AIM: In the material below, the lines containing the word "system" are required; copy each of them.

# START OF TASK INPUT

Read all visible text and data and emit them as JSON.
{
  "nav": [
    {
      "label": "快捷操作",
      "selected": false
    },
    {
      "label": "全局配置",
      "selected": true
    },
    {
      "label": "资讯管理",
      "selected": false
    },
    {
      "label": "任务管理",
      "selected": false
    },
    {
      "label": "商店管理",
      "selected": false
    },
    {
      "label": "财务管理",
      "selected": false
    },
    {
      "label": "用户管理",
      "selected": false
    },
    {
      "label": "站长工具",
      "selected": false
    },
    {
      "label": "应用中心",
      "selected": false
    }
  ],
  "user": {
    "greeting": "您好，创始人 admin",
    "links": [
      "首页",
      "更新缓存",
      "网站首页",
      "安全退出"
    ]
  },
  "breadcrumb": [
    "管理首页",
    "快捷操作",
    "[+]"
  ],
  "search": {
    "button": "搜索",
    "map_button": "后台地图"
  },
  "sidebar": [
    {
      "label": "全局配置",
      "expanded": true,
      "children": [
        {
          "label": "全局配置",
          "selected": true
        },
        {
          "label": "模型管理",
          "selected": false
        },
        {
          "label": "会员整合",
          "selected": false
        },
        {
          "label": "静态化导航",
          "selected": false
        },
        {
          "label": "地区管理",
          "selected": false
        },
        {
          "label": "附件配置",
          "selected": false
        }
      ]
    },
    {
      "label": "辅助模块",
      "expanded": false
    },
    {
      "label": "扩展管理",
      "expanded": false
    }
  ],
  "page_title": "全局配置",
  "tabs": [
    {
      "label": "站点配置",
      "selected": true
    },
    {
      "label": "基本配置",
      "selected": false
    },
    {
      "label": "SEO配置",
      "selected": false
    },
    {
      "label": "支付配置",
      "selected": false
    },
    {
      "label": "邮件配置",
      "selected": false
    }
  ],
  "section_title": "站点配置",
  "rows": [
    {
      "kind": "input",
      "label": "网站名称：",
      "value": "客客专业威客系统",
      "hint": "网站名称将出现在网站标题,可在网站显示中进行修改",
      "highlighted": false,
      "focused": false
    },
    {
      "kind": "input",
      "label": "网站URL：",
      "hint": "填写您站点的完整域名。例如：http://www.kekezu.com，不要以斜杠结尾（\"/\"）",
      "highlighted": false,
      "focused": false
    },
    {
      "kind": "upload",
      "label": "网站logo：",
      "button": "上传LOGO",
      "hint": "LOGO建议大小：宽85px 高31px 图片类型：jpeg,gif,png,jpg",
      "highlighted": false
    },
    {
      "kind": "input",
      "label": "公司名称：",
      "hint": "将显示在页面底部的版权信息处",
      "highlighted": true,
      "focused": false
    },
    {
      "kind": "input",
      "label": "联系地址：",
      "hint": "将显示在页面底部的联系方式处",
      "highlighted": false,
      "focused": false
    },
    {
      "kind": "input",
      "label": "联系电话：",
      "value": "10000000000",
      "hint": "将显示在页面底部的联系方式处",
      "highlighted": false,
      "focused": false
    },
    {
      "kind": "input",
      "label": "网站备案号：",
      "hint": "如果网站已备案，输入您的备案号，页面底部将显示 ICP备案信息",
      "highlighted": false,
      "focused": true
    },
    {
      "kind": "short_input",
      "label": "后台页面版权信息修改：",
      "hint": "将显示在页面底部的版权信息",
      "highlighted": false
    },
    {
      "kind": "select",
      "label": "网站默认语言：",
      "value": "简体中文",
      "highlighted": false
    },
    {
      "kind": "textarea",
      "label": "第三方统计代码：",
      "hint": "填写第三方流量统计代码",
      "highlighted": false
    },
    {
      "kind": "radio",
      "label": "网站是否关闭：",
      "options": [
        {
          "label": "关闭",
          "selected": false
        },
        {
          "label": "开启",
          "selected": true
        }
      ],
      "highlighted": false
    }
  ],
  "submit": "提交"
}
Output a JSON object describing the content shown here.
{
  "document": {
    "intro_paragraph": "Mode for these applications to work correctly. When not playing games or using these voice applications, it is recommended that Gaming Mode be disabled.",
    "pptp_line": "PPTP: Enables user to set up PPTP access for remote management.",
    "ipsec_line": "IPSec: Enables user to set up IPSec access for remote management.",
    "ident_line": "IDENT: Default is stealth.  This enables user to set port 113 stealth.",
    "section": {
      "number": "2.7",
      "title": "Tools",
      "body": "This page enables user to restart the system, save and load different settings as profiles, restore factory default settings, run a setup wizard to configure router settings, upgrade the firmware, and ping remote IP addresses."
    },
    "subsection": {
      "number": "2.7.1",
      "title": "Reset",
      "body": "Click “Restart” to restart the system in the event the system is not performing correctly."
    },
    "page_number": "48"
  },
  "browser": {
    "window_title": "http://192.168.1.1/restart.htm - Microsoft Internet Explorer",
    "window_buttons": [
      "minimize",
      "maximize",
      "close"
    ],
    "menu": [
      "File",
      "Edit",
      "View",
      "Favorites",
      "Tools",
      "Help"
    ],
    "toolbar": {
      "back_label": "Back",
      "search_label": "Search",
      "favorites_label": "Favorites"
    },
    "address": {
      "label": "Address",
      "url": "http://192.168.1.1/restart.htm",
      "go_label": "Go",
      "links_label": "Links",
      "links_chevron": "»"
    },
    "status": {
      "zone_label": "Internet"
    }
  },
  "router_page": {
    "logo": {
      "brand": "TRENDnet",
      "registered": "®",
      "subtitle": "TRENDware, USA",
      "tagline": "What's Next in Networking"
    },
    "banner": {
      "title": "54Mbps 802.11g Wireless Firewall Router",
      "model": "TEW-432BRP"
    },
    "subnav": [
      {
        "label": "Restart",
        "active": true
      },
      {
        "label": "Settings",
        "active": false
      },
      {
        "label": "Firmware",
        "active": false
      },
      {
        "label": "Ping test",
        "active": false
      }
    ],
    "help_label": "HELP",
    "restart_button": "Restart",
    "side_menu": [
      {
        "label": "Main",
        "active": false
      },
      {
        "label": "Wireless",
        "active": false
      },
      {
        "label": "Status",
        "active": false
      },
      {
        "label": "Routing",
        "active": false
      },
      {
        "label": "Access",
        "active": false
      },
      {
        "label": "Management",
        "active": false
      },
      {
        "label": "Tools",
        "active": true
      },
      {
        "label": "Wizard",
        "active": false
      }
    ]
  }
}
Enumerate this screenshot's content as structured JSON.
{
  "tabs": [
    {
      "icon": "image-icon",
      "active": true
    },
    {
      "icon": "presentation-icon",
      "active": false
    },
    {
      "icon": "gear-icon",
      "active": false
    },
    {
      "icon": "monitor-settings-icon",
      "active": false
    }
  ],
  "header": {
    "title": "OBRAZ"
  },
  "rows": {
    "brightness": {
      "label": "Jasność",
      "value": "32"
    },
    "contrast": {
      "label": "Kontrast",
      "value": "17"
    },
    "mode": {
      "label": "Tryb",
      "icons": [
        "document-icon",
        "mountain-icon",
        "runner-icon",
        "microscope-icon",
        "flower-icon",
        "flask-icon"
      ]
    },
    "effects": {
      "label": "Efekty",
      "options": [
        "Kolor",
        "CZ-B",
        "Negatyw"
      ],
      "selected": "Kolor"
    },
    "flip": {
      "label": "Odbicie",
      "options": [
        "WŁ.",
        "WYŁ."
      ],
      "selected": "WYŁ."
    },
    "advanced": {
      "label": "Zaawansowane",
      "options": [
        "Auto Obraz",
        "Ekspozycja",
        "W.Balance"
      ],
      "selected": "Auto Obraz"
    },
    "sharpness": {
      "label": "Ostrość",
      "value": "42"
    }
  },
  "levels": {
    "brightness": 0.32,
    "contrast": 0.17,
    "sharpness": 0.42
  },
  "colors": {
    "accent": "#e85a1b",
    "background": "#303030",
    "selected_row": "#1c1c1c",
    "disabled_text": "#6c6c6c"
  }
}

# END OF TASK INPUT

CORRECT RESPONSE:
      "body": "This page enables user to restart the system, save and load different settings as profiles, restore factory default settings, run a setup wizard to configure router settings, upgrade the firmware, and ping remote IP addresses."
      "body": "Click “Restart” to restart the system in the event the system is not performing correctly."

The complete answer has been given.